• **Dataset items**
+++++

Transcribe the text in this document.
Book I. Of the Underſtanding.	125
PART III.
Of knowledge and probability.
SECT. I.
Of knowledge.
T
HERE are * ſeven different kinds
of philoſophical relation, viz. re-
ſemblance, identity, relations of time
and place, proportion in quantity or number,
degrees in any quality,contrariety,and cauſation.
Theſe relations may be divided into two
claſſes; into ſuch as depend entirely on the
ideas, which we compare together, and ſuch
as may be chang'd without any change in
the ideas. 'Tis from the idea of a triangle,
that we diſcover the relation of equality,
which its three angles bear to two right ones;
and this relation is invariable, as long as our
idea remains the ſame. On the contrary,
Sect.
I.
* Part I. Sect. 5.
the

+++++

• **PROBLEM TO SOLVE**
State how many lines of the listing hold the string "ſuch"; reply with the number and nothing else.

• **ANSWER IN FULL**
2